■ Given text
Room: ePoster Forums
Purpose: We present an analytic solution to determine shutter dose for the Leksell Gamma Knife ICON system. For the purpose of this abstract, shutter dose is the dose contribution at isocenter of a solid water phantom while the collimators move from completely-blocking to completely-exposing the 192 Co-60 sources. The classical definition of transit dose does not take into account partial volume effects of the ion chamber or diode detector and should include the dose in moving from the home position to the treatment position and back.
Methods: Current collected by a microDiamond detector was measured as a function of time with a high frequency electrometer, which recorded charge and current at 0.04s intervals. Shutter times for each collimator: 4mm, 8mm, and 16mm were determined and the time to traverse the 4mm collimator. Shutter times were determined from a visual inspection of the current vs. time graph. A Matlab routine was then developed to determine the accumulated doses by integrating the differential plot areas as the collimators transitioned from blocked to full exposure assuming constant velocity.

■ Records provided
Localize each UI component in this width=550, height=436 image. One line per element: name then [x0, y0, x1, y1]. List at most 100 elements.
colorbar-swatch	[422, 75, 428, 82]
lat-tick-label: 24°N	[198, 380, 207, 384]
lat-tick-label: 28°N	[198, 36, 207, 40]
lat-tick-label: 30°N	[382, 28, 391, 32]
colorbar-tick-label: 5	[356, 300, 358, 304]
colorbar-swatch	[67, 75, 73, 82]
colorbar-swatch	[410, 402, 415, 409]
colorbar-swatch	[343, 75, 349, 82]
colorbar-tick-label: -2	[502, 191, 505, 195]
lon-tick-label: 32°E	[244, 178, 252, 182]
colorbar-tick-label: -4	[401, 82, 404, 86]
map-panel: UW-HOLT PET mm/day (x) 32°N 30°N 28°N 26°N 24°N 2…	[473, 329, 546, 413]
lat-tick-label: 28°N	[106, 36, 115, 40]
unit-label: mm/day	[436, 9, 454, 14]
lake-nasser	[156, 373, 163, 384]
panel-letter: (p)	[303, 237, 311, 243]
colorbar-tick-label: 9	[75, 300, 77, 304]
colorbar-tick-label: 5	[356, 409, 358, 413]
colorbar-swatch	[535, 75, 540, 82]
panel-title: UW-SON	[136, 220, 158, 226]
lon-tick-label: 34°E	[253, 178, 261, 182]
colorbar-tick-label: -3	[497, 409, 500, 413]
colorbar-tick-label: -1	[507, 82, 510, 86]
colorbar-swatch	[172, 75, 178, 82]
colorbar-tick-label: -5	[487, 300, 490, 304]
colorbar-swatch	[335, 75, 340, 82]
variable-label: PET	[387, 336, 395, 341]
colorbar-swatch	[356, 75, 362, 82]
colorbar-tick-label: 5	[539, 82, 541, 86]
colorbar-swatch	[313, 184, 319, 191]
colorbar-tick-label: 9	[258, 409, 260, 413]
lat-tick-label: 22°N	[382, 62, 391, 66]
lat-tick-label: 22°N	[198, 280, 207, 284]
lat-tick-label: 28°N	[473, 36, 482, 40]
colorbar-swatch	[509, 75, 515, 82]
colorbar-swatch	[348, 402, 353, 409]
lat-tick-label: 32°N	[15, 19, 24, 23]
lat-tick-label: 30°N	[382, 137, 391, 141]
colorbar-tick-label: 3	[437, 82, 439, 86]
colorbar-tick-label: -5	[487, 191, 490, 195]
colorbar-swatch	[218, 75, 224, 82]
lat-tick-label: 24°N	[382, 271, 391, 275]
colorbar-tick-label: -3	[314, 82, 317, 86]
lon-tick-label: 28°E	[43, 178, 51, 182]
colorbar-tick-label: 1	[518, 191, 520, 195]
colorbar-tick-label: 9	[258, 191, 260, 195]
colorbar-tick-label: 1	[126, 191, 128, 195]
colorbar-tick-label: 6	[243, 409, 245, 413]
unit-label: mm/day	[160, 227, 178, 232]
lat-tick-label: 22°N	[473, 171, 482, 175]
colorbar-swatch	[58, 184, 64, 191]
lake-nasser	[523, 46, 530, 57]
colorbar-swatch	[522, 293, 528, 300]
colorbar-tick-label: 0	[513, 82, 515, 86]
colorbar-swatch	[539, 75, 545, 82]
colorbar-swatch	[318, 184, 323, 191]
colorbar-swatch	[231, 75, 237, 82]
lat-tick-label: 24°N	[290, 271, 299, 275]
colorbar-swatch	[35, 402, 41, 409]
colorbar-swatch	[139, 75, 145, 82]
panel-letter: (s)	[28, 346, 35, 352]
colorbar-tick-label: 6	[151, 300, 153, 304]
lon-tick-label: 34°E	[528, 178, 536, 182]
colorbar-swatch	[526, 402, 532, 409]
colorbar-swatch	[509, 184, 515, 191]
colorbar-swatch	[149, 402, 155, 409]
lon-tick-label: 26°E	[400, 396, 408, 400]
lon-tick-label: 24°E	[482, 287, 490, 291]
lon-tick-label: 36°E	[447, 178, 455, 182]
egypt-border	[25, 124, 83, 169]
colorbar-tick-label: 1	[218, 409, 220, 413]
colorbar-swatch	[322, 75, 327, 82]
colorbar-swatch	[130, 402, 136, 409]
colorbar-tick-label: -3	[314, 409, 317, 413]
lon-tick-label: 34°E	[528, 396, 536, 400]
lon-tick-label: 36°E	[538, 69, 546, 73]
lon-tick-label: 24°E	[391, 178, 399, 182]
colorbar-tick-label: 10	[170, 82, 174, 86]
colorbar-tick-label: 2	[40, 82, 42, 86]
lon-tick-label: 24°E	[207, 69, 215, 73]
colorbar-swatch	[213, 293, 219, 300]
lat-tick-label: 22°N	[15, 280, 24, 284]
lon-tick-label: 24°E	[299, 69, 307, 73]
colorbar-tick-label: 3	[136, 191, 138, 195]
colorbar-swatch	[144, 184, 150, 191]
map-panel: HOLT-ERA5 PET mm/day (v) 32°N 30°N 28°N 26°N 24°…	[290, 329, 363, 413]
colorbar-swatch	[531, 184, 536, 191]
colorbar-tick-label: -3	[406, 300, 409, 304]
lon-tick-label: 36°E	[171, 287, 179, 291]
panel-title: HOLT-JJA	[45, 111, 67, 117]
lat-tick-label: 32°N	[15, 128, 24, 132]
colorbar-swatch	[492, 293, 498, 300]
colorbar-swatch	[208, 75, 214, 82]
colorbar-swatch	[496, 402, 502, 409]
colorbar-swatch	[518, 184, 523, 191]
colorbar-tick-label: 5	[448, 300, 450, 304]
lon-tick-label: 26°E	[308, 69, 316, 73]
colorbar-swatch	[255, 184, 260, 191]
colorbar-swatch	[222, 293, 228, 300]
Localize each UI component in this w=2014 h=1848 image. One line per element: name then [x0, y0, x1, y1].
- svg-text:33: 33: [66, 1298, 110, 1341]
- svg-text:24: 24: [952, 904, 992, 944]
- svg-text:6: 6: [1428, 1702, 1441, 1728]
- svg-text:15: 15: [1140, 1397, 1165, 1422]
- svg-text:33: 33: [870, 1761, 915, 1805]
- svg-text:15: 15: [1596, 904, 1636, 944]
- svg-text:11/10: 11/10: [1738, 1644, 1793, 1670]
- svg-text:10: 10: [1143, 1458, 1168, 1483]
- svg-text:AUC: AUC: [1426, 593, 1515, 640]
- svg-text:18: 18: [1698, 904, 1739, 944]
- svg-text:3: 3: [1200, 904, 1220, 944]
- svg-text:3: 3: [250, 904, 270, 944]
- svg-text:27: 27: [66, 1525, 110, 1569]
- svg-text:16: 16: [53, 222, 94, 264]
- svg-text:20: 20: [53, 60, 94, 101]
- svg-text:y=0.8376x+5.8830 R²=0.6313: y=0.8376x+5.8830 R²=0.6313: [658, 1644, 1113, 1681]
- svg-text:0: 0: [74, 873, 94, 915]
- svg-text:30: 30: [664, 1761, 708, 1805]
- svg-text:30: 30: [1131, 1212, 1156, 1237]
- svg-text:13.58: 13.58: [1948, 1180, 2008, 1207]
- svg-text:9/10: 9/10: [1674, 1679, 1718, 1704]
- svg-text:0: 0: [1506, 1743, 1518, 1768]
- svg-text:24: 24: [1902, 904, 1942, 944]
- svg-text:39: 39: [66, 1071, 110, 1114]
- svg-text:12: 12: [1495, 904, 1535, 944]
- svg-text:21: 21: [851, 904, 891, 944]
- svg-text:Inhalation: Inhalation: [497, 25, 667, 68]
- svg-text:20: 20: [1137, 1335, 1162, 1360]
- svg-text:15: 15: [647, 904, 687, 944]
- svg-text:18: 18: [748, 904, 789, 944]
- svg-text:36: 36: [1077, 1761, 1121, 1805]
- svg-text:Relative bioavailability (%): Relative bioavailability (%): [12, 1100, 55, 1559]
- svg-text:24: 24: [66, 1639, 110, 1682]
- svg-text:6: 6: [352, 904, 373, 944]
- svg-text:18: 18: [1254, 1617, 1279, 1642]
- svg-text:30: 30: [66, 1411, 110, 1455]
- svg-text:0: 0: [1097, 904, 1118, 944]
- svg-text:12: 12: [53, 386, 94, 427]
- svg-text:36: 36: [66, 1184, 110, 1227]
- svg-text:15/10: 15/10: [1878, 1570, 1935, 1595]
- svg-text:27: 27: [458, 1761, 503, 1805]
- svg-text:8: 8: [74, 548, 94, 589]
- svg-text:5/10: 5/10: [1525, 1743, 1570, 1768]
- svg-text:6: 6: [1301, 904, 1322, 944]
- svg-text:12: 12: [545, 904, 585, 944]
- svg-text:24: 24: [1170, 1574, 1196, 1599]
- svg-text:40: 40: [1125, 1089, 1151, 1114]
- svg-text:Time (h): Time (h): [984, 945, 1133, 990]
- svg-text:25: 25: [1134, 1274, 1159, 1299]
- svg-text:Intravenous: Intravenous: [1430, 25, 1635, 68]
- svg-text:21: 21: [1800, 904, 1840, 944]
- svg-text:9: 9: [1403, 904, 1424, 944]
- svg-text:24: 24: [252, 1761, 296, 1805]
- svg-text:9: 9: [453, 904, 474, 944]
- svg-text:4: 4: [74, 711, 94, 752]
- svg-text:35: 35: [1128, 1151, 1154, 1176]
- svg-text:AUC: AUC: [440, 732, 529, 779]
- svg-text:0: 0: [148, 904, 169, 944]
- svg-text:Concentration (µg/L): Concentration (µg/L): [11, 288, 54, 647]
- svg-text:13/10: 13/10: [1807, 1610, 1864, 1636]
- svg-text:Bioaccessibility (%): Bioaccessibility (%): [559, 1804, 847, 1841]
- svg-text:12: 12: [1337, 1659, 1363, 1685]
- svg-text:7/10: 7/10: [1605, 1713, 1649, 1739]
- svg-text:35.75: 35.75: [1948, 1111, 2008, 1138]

■ List of tasks
• a. In the Gamma Knife shutter dose abstract, at what time interval did the high frequency electrometer record charge and current?
• b. Continue the Gamma Knife shutter dose abstract from the end of its Methods section.

■ Replies
• a. It recorded charge and current at 0.04 s intervals.

• b.
Results: The measured shutter times for the 16mm, 8mm and 4mm collimators were 0.28s, 0.24s, and 0.24s+/-0.4s respectively. Collimator shutter doses were derived by integrating the instantaneous exposed areas as the collimators move into full source exposure position over the measured shutter time intervals. The ratio of this integral to the area that would have been irradiated if the shutter time was zero is 0.4244. This method resulted in shutter doses of 0.65cGy, 0.50cGy and 0.46cGy for the 16mm, 8mm and 4mm collimators, respectively, assuming a nominal source doserate of 3.3Gy/min or 5.5cGy/s. Transit dose includes sources accelerating and returning to blocked position.
Conclusion: Shutter dose constancy can be accurately determined each month with this method in a single acquisition for each collimator.